• [Materials provided]

........

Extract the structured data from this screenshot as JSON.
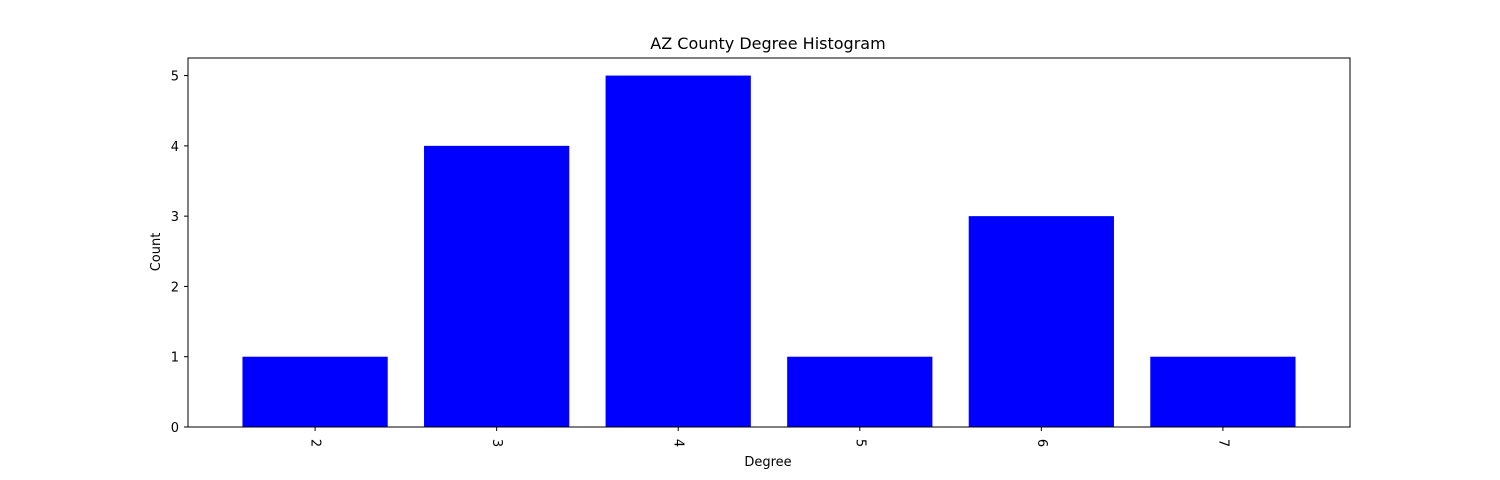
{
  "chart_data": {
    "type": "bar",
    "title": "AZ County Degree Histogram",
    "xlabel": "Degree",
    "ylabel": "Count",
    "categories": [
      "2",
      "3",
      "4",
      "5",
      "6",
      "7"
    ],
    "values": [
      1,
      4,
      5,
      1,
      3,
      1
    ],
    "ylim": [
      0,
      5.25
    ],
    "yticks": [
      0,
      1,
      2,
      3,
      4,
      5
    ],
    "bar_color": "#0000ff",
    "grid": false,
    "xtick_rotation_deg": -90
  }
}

........

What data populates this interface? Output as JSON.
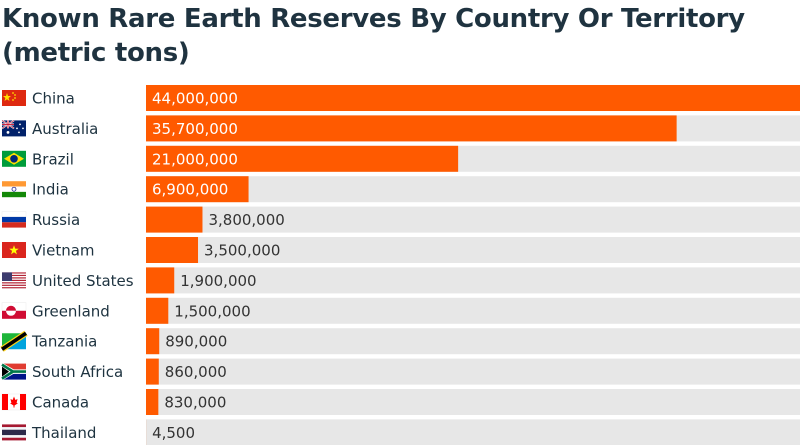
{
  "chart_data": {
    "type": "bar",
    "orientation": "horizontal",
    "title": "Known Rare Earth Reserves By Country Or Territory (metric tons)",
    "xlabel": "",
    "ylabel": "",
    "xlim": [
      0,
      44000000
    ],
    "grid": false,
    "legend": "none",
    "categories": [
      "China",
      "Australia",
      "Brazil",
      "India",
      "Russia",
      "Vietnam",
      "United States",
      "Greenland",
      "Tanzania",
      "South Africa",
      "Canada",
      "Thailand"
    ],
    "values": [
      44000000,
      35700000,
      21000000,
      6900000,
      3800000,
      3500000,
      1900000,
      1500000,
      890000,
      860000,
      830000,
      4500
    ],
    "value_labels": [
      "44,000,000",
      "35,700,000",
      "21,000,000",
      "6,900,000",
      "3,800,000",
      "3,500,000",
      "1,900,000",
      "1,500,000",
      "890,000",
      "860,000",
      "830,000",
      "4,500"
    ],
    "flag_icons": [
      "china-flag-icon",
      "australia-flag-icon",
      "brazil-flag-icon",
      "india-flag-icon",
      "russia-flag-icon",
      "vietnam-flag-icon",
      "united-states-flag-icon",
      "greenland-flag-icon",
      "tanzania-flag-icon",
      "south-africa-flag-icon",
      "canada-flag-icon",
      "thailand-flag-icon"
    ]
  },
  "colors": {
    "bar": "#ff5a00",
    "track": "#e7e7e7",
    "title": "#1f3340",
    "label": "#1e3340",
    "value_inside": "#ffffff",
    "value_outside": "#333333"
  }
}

........

• [Work to do] In the listing above, find each line with the word "this" and copy it.

• [Complete response]
Extract the structured data from this screenshot as JSON.
What data populates this interface? Output as JSON.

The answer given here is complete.